_Goal_
All of the data needs to be repeated exactly.

_Input data_

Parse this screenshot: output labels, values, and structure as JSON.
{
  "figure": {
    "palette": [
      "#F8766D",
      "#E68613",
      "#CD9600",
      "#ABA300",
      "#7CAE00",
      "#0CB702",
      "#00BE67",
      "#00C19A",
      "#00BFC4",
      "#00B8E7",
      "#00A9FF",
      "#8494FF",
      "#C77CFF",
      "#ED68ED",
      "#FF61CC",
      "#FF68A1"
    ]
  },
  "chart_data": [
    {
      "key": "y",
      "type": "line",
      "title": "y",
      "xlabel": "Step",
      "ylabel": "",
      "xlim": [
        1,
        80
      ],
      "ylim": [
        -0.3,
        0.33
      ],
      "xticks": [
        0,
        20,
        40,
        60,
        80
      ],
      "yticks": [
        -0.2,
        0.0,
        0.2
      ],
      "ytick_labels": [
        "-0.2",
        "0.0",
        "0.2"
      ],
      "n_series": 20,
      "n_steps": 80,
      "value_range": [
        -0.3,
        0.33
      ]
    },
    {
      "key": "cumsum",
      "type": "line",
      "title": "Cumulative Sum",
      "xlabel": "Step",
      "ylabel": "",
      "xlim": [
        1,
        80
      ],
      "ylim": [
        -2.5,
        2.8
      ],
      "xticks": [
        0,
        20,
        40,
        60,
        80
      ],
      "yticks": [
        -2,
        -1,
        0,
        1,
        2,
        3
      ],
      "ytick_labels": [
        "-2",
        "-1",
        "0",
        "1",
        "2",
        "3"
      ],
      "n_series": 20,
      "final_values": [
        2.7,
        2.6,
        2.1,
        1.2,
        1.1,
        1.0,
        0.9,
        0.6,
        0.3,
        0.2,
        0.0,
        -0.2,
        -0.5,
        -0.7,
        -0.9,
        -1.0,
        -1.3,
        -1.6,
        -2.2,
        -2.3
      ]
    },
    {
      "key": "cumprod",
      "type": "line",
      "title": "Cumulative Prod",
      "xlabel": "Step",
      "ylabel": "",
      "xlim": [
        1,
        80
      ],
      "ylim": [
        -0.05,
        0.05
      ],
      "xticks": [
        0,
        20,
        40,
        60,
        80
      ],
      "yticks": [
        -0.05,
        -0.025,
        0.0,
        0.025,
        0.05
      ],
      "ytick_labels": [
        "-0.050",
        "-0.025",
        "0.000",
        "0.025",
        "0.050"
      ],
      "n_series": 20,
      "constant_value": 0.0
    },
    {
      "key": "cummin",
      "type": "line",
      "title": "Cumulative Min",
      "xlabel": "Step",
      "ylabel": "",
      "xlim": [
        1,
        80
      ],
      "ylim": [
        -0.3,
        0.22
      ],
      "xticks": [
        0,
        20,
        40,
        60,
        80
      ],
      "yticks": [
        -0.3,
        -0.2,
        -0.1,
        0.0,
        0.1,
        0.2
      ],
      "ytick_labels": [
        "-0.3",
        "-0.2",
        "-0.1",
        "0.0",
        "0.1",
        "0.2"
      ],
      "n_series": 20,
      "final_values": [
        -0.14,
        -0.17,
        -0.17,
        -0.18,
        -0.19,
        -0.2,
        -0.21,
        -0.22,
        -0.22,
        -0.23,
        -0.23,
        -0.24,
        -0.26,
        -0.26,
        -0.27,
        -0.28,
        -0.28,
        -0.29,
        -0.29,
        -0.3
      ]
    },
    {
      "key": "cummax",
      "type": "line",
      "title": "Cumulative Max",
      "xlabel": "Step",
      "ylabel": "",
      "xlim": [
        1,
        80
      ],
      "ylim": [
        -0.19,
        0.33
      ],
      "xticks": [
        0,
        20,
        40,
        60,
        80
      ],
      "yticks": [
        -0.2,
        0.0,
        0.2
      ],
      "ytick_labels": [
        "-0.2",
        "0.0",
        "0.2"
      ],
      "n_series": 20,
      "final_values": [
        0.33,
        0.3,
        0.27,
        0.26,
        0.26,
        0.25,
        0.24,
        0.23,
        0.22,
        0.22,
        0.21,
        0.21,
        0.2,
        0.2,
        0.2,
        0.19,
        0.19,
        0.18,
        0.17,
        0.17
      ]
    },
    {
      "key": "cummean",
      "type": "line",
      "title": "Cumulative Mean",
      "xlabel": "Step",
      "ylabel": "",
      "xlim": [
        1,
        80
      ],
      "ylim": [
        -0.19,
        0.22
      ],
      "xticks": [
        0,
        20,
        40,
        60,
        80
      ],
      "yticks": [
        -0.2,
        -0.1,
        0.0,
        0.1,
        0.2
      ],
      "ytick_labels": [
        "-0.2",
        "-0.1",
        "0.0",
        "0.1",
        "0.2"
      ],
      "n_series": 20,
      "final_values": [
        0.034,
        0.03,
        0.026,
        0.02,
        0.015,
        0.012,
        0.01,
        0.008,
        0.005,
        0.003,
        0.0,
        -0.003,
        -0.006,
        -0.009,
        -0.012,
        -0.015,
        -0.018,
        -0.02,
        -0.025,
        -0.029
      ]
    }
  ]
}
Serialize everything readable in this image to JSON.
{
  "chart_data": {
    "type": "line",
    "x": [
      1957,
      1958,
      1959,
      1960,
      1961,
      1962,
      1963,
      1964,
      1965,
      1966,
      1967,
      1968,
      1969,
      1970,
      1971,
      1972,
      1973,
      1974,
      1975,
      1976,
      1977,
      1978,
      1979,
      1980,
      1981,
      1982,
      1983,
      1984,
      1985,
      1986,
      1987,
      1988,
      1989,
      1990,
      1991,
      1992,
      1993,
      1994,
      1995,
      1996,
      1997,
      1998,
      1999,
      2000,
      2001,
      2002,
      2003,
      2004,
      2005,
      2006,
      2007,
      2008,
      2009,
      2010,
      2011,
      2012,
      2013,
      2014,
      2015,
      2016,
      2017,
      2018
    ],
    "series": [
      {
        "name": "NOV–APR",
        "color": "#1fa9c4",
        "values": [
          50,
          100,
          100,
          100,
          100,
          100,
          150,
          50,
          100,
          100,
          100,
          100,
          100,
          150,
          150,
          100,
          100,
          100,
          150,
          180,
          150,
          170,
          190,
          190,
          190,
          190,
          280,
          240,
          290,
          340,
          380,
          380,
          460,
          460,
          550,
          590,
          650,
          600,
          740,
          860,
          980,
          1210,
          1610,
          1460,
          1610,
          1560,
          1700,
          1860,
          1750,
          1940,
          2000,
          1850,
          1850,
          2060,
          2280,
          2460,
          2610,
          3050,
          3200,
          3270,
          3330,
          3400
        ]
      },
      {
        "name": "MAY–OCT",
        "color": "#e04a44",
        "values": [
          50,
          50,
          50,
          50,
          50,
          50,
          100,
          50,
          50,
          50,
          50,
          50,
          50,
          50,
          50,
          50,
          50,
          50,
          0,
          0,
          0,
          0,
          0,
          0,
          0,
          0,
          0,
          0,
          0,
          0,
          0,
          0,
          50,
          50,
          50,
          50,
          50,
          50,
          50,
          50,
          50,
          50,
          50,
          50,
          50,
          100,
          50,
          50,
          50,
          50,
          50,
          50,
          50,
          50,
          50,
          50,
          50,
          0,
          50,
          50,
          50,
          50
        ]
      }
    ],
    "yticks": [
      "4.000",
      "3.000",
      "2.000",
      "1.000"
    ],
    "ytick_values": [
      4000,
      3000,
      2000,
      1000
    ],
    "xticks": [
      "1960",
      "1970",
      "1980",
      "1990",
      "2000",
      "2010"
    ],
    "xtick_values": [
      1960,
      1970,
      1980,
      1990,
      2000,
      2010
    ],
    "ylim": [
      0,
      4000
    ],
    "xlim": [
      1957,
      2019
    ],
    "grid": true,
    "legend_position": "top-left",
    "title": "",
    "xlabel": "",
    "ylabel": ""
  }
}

_Exercise response_
Parse this screenshot: output labels, values, and structure as JSON.
{
  "figure": {
    "palette": [
      "#F8766D",
      "#E68613",
      "#CD9600",
      "#ABA300",
      "#7CAE00",
      "#0CB702",
      "#00BE67",
      "#00C19A",
      "#00BFC4",
      "#00B8E7",
      "#00A9FF",
      "#8494FF",
      "#C77CFF",
      "#ED68ED",
      "#FF61CC",
      "#FF68A1"
    ]
  },
  "chart_data": [
    {
      "key": "y",
      "type": "line",
      "title": "y",
      "xlabel": "Step",
      "ylabel": "",
      "xlim": [
        1,
        80
      ],
      "ylim": [
        -0.3,
        0.33
      ],
      "xticks": [
        0,
        20,
        40,
        60,
        80
      ],
      "yticks": [
        -0.2,
        0.0,
        0.2
      ],
      "ytick_labels": [
        "-0.2",
        "0.0",
        "0.2"
      ],
      "n_series": 20,
      "n_steps": 80,
      "value_range": [
        -0.3,
        0.33
      ]
    },
    {
      "key": "cumsum",
      "type": "line",
      "title": "Cumulative Sum",
      "xlabel": "Step",
      "ylabel": "",
      "xlim": [
        1,
        80
      ],
      "ylim": [
        -2.5,
        2.8
      ],
      "xticks": [
        0,
        20,
        40,
        60,
        80
      ],
      "yticks": [
        -2,
        -1,
        0,
        1,
        2,
        3
      ],
      "ytick_labels": [
        "-2",
        "-1",
        "0",
        "1",
        "2",
        "3"
      ],
      "n_series": 20,
      "final_values": [
        2.7,
        2.6,
        2.1,
        1.2,
        1.1,
        1.0,
        0.9,
        0.6,
        0.3,
        0.2,
        0.0,
        -0.2,
        -0.5,
        -0.7,
        -0.9,
        -1.0,
        -1.3,
        -1.6,
        -2.2,
        -2.3
      ]
    },
    {
      "key": "cumprod",
      "type": "line",
      "title": "Cumulative Prod",
      "xlabel": "Step",
      "ylabel": "",
      "xlim": [
        1,
        80
      ],
      "ylim": [
        -0.05,
        0.05
      ],
      "xticks": [
        0,
        20,
        40,
        60,
        80
      ],
      "yticks": [
        -0.05,
        -0.025,
        0.0,
        0.025,
        0.05
      ],
      "ytick_labels": [
        "-0.050",
        "-0.025",
        "0.000",
        "0.025",
        "0.050"
      ],
      "n_series": 20,
      "constant_value": 0.0
    },
    {
      "key": "cummin",
      "type": "line",
      "title": "Cumulative Min",
      "xlabel": "Step",
      "ylabel": "",
      "xlim": [
        1,
        80
      ],
      "ylim": [
        -0.3,
        0.22
      ],
      "xticks": [
        0,
        20,
        40,
        60,
        80
      ],
      "yticks": [
        -0.3,
        -0.2,
        -0.1,
        0.0,
        0.1,
        0.2
      ],
      "ytick_labels": [
        "-0.3",
        "-0.2",
        "-0.1",
        "0.0",
        "0.1",
        "0.2"
      ],
      "n_series": 20,
      "final_values": [
        -0.14,
        -0.17,
        -0.17,
        -0.18,
        -0.19,
        -0.2,
        -0.21,
        -0.22,
        -0.22,
        -0.23,
        -0.23,
        -0.24,
        -0.26,
        -0.26,
        -0.27,
        -0.28,
        -0.28,
        -0.29,
        -0.29,
        -0.3
      ]
    },
    {
      "key": "cummax",
      "type": "line",
      "title": "Cumulative Max",
      "xlabel": "Step",
      "ylabel": "",
      "xlim": [
        1,
        80
      ],
      "ylim": [
        -0.19,
        0.33
      ],
      "xticks": [
        0,
        20,
        40,
        60,
        80
      ],
      "yticks": [
        -0.2,
        0.0,
        0.2
      ],
      "ytick_labels": [
        "-0.2",
        "0.0",
        "0.2"
      ],
      "n_series": 20,
      "final_values": [
        0.33,
        0.3,
        0.27,
        0.26,
        0.26,
        0.25,
        0.24,
        0.23,
        0.22,
        0.22,
        0.21,
        0.21,
        0.2,
        0.2,
        0.2,
        0.19,
        0.19,
        0.18,
        0.17,
        0.17
      ]
    },
    {
      "key": "cummean",
      "type": "line",
      "title": "Cumulative Mean",
      "xlabel": "Step",
      "ylabel": "",
      "xlim": [
        1,
        80
      ],
      "ylim": [
        -0.19,
        0.22
      ],
      "xticks": [
        0,
        20,
        40,
        60,
        80
      ],
      "yticks": [
        -0.2,
        -0.1,
        0.0,
        0.1,
        0.2
      ],
      "ytick_labels": [
        "-0.2",
        "-0.1",
        "0.0",
        "0.1",
        "0.2"
      ],
      "n_series": 20,
      "final_values": [
        0.034,
        0.03,
        0.026,
        0.02,
        0.015,
        0.012,
        0.01,
        0.008,
        0.005,
        0.003,
        0.0,
        -0.003,
        -0.006,
        -0.009,
        -0.012,
        -0.015,
        -0.018,
        -0.02,
        -0.025,
        -0.029
      ]
    }
  ]
}
Serialize everything readable in this image to JSON.
{
  "chart_data": {
    "type": "line",
    "x": [
      1957,
      1958,
      1959,
      1960,
      1961,
      1962,
      1963,
      1964,
      1965,
      1966,
      1967,
      1968,
      1969,
      1970,
      1971,
      1972,
      1973,
      1974,
      1975,
      1976,
      1977,
      1978,
      1979,
      1980,
      1981,
      1982,
      1983,
      1984,
      1985,
      1986,
      1987,
      1988,
      1989,
      1990,
      1991,
      1992,
      1993,
      1994,
      1995,
      1996,
      1997,
      1998,
      1999,
      2000,
      2001,
      2002,
      2003,
      2004,
      2005,
      2006,
      2007,
      2008,
      2009,
      2010,
      2011,
      2012,
      2013,
      2014,
      2015,
      2016,
      2017,
      2018
    ],
    "series": [
      {
        "name": "NOV–APR",
        "color": "#1fa9c4",
        "values": [
          50,
          100,
          100,
          100,
          100,
          100,
          150,
          50,
          100,
          100,
          100,
          100,
          100,
          150,
          150,
          100,
          100,
          100,
          150,
          180,
          150,
          170,
          190,
          190,
          190,
          190,
          280,
          240,
          290,
          340,
          380,
          380,
          460,
          460,
          550,
          590,
          650,
          600,
          740,
          860,
          980,
          1210,
          1610,
          1460,
          1610,
          1560,
          1700,
          1860,
          1750,
          1940,
          2000,
          1850,
          1850,
          2060,
          2280,
          2460,
          2610,
          3050,
          3200,
          3270,
          3330,
          3400
        ]
      },
      {
        "name": "MAY–OCT",
        "color": "#e04a44",
        "values": [
          50,
          50,
          50,
          50,
          50,
          50,
          100,
          50,
          50,
          50,
          50,
          50,
          50,
          50,
          50,
          50,
          50,
          50,
          0,
          0,
          0,
          0,
          0,
          0,
          0,
          0,
          0,
          0,
          0,
          0,
          0,
          0,
          50,
          50,
          50,
          50,
          50,
          50,
          50,
          50,
          50,
          50,
          50,
          50,
          50,
          100,
          50,
          50,
          50,
          50,
          50,
          50,
          50,
          50,
          50,
          50,
          50,
          0,
          50,
          50,
          50,
          50
        ]
      }
    ],
    "yticks": [
      "4.000",
      "3.000",
      "2.000",
      "1.000"
    ],
    "ytick_values": [
      4000,
      3000,
      2000,
      1000
    ],
    "xticks": [
      "1960",
      "1970",
      "1980",
      "1990",
      "2000",
      "2010"
    ],
    "xtick_values": [
      1960,
      1970,
      1980,
      1990,
      2000,
      2010
    ],
    "ylim": [
      0,
      4000
    ],
    "xlim": [
      1957,
      2019
    ],
    "grid": true,
    "legend_position": "top-left",
    "title": "",
    "xlabel": "",
    "ylabel": ""
  }
}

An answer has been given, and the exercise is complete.